Direction: Repeat every entry word for word, skipping the pictures.

Records from a dataset:

------

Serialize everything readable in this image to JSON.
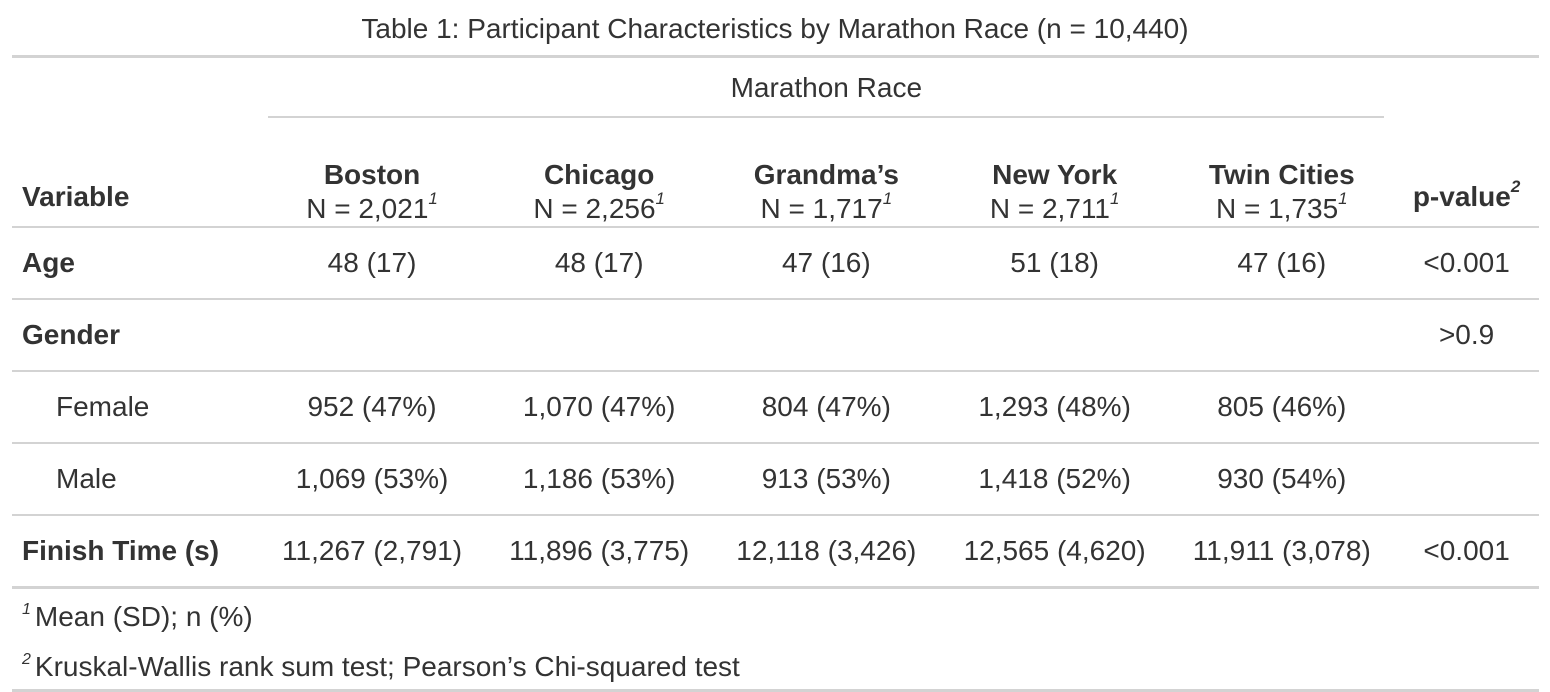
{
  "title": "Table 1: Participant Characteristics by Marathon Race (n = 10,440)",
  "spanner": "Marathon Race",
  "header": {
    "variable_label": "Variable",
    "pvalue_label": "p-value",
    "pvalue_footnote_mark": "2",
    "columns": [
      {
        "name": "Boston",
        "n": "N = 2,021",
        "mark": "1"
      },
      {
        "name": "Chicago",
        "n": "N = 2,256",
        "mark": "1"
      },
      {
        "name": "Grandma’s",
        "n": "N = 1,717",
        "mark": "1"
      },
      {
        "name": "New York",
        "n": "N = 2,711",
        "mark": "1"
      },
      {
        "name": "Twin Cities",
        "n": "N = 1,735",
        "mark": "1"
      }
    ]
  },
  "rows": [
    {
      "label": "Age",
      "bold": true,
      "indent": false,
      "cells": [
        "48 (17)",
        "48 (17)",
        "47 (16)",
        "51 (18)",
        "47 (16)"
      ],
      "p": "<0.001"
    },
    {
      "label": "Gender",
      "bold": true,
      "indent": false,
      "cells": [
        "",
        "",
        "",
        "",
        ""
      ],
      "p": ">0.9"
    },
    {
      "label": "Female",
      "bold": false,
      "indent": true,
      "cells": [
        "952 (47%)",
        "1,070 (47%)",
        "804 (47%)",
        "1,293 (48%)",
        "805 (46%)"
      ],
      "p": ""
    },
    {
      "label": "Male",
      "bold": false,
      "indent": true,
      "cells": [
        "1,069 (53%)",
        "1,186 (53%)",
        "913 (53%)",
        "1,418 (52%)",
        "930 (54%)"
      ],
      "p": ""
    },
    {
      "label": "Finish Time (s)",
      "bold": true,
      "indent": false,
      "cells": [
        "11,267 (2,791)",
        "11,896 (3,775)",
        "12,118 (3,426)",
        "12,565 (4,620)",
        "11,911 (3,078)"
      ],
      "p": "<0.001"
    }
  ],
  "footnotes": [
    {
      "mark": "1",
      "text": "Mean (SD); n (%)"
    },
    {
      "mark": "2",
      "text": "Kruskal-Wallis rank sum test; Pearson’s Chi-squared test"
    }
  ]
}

------

The completed task:
Serialize everything readable in this image to JSON.
{
  "title": "Table 1: Participant Characteristics by Marathon Race (n = 10,440)",
  "spanner": "Marathon Race",
  "header": {
    "variable_label": "Variable",
    "pvalue_label": "p-value",
    "pvalue_footnote_mark": "2",
    "columns": [
      {
        "name": "Boston",
        "n": "N = 2,021",
        "mark": "1"
      },
      {
        "name": "Chicago",
        "n": "N = 2,256",
        "mark": "1"
      },
      {
        "name": "Grandma’s",
        "n": "N = 1,717",
        "mark": "1"
      },
      {
        "name": "New York",
        "n": "N = 2,711",
        "mark": "1"
      },
      {
        "name": "Twin Cities",
        "n": "N = 1,735",
        "mark": "1"
      }
    ]
  },
  "rows": [
    {
      "label": "Age",
      "bold": true,
      "indent": false,
      "cells": [
        "48 (17)",
        "48 (17)",
        "47 (16)",
        "51 (18)",
        "47 (16)"
      ],
      "p": "<0.001"
    },
    {
      "label": "Gender",
      "bold": true,
      "indent": false,
      "cells": [
        "",
        "",
        "",
        "",
        ""
      ],
      "p": ">0.9"
    },
    {
      "label": "Female",
      "bold": false,
      "indent": true,
      "cells": [
        "952 (47%)",
        "1,070 (47%)",
        "804 (47%)",
        "1,293 (48%)",
        "805 (46%)"
      ],
      "p": ""
    },
    {
      "label": "Male",
      "bold": false,
      "indent": true,
      "cells": [
        "1,069 (53%)",
        "1,186 (53%)",
        "913 (53%)",
        "1,418 (52%)",
        "930 (54%)"
      ],
      "p": ""
    },
    {
      "label": "Finish Time (s)",
      "bold": true,
      "indent": false,
      "cells": [
        "11,267 (2,791)",
        "11,896 (3,775)",
        "12,118 (3,426)",
        "12,565 (4,620)",
        "11,911 (3,078)"
      ],
      "p": "<0.001"
    }
  ],
  "footnotes": [
    {
      "mark": "1",
      "text": "Mean (SD); n (%)"
    },
    {
      "mark": "2",
      "text": "Kruskal-Wallis rank sum test; Pearson’s Chi-squared test"
    }
  ]
}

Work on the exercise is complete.